-- Written instruction --
Output each entry exactly; skip nothing.
▽
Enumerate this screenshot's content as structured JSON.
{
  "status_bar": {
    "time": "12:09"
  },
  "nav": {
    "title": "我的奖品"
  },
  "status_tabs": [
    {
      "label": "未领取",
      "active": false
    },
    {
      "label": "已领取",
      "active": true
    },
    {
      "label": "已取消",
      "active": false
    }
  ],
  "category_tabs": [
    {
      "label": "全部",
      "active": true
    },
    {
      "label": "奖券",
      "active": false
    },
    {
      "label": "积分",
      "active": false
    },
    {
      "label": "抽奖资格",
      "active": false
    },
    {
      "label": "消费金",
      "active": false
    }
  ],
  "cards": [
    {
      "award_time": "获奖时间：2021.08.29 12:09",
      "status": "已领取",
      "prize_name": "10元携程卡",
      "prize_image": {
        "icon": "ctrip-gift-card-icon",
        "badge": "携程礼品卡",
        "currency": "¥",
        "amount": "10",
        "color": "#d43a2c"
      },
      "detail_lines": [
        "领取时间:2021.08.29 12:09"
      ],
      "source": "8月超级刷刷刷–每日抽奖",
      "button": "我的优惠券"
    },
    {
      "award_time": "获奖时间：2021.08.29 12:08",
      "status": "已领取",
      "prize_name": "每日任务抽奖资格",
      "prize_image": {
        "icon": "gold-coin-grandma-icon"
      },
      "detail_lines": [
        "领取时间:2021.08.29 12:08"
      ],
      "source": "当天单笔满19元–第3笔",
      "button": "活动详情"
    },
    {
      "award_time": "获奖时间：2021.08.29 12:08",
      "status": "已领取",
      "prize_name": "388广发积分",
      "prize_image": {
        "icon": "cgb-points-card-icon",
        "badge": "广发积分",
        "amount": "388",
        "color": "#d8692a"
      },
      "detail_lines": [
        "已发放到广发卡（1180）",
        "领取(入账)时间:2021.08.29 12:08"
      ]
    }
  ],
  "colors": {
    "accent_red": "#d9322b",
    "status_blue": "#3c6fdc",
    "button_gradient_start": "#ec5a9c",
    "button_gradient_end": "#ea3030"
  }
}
△
-- Solution to this task --
Enumerate this screenshot's content as structured JSON.
{
  "status_bar": {
    "time": "12:09"
  },
  "nav": {
    "title": "我的奖品"
  },
  "status_tabs": [
    {
      "label": "未领取",
      "active": false
    },
    {
      "label": "已领取",
      "active": true
    },
    {
      "label": "已取消",
      "active": false
    }
  ],
  "category_tabs": [
    {
      "label": "全部",
      "active": true
    },
    {
      "label": "奖券",
      "active": false
    },
    {
      "label": "积分",
      "active": false
    },
    {
      "label": "抽奖资格",
      "active": false
    },
    {
      "label": "消费金",
      "active": false
    }
  ],
  "cards": [
    {
      "award_time": "获奖时间：2021.08.29 12:09",
      "status": "已领取",
      "prize_name": "10元携程卡",
      "prize_image": {
        "icon": "ctrip-gift-card-icon",
        "badge": "携程礼品卡",
        "currency": "¥",
        "amount": "10",
        "color": "#d43a2c"
      },
      "detail_lines": [
        "领取时间:2021.08.29 12:09"
      ],
      "source": "8月超级刷刷刷–每日抽奖",
      "button": "我的优惠券"
    },
    {
      "award_time": "获奖时间：2021.08.29 12:08",
      "status": "已领取",
      "prize_name": "每日任务抽奖资格",
      "prize_image": {
        "icon": "gold-coin-grandma-icon"
      },
      "detail_lines": [
        "领取时间:2021.08.29 12:08"
      ],
      "source": "当天单笔满19元–第3笔",
      "button": "活动详情"
    },
    {
      "award_time": "获奖时间：2021.08.29 12:08",
      "status": "已领取",
      "prize_name": "388广发积分",
      "prize_image": {
        "icon": "cgb-points-card-icon",
        "badge": "广发积分",
        "amount": "388",
        "color": "#d8692a"
      },
      "detail_lines": [
        "已发放到广发卡（1180）",
        "领取(入账)时间:2021.08.29 12:08"
      ]
    }
  ],
  "colors": {
    "accent_red": "#d9322b",
    "status_blue": "#3c6fdc",
    "button_gradient_start": "#ec5a9c",
    "button_gradient_end": "#ea3030"
  }
}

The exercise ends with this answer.